PROBLEM DESCRIPTION. Exactly repeat the full listing that follows.

Stored data entries
— start —

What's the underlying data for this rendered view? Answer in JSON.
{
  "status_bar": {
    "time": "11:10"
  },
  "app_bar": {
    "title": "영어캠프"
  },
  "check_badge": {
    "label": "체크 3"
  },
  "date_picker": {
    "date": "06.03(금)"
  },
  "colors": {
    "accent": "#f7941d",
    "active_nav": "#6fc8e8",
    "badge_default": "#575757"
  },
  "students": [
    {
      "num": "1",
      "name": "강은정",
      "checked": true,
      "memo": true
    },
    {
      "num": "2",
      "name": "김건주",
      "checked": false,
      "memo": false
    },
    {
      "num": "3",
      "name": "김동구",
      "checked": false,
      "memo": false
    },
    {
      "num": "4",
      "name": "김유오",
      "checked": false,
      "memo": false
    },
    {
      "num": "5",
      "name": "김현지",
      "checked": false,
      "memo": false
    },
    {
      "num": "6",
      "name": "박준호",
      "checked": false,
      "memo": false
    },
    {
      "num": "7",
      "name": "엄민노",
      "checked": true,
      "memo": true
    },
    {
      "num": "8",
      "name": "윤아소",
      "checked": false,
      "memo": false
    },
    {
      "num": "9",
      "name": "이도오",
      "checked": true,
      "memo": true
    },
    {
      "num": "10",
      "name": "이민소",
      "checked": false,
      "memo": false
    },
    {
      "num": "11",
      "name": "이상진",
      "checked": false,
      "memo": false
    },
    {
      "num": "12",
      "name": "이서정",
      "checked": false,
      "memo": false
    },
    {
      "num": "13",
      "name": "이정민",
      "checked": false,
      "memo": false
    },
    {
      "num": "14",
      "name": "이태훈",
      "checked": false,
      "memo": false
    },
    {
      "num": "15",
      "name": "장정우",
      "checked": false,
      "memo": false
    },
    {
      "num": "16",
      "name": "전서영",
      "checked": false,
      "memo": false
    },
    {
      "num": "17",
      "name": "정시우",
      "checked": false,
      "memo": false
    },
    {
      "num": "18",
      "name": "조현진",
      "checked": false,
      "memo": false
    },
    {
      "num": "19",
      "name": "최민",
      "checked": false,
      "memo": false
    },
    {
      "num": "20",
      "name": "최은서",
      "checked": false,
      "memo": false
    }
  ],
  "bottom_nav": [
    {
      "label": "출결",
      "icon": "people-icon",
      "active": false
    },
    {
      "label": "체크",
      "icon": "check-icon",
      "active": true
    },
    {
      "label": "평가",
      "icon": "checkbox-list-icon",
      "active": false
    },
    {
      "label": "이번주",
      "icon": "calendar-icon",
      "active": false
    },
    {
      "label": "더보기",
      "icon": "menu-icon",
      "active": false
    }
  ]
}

— end —

RIGHT ANSWER.
What's the underlying data for this rendered view? Answer in JSON.
{
  "status_bar": {
    "time": "11:10"
  },
  "app_bar": {
    "title": "영어캠프"
  },
  "check_badge": {
    "label": "체크 3"
  },
  "date_picker": {
    "date": "06.03(금)"
  },
  "colors": {
    "accent": "#f7941d",
    "active_nav": "#6fc8e8",
    "badge_default": "#575757"
  },
  "students": [
    {
      "num": "1",
      "name": "강은정",
      "checked": true,
      "memo": true
    },
    {
      "num": "2",
      "name": "김건주",
      "checked": false,
      "memo": false
    },
    {
      "num": "3",
      "name": "김동구",
      "checked": false,
      "memo": false
    },
    {
      "num": "4",
      "name": "김유오",
      "checked": false,
      "memo": false
    },
    {
      "num": "5",
      "name": "김현지",
      "checked": false,
      "memo": false
    },
    {
      "num": "6",
      "name": "박준호",
      "checked": false,
      "memo": false
    },
    {
      "num": "7",
      "name": "엄민노",
      "checked": true,
      "memo": true
    },
    {
      "num": "8",
      "name": "윤아소",
      "checked": false,
      "memo": false
    },
    {
      "num": "9",
      "name": "이도오",
      "checked": true,
      "memo": true
    },
    {
      "num": "10",
      "name": "이민소",
      "checked": false,
      "memo": false
    },
    {
      "num": "11",
      "name": "이상진",
      "checked": false,
      "memo": false
    },
    {
      "num": "12",
      "name": "이서정",
      "checked": false,
      "memo": false
    },
    {
      "num": "13",
      "name": "이정민",
      "checked": false,
      "memo": false
    },
    {
      "num": "14",
      "name": "이태훈",
      "checked": false,
      "memo": false
    },
    {
      "num": "15",
      "name": "장정우",
      "checked": false,
      "memo": false
    },
    {
      "num": "16",
      "name": "전서영",
      "checked": false,
      "memo": false
    },
    {
      "num": "17",
      "name": "정시우",
      "checked": false,
      "memo": false
    },
    {
      "num": "18",
      "name": "조현진",
      "checked": false,
      "memo": false
    },
    {
      "num": "19",
      "name": "최민",
      "checked": false,
      "memo": false
    },
    {
      "num": "20",
      "name": "최은서",
      "checked": false,
      "memo": false
    }
  ],
  "bottom_nav": [
    {
      "label": "출결",
      "icon": "people-icon",
      "active": false
    },
    {
      "label": "체크",
      "icon": "check-icon",
      "active": true
    },
    {
      "label": "평가",
      "icon": "checkbox-list-icon",
      "active": false
    },
    {
      "label": "이번주",
      "icon": "calendar-icon",
      "active": false
    },
    {
      "label": "더보기",
      "icon": "menu-icon",
      "active": false
    }
  ]
}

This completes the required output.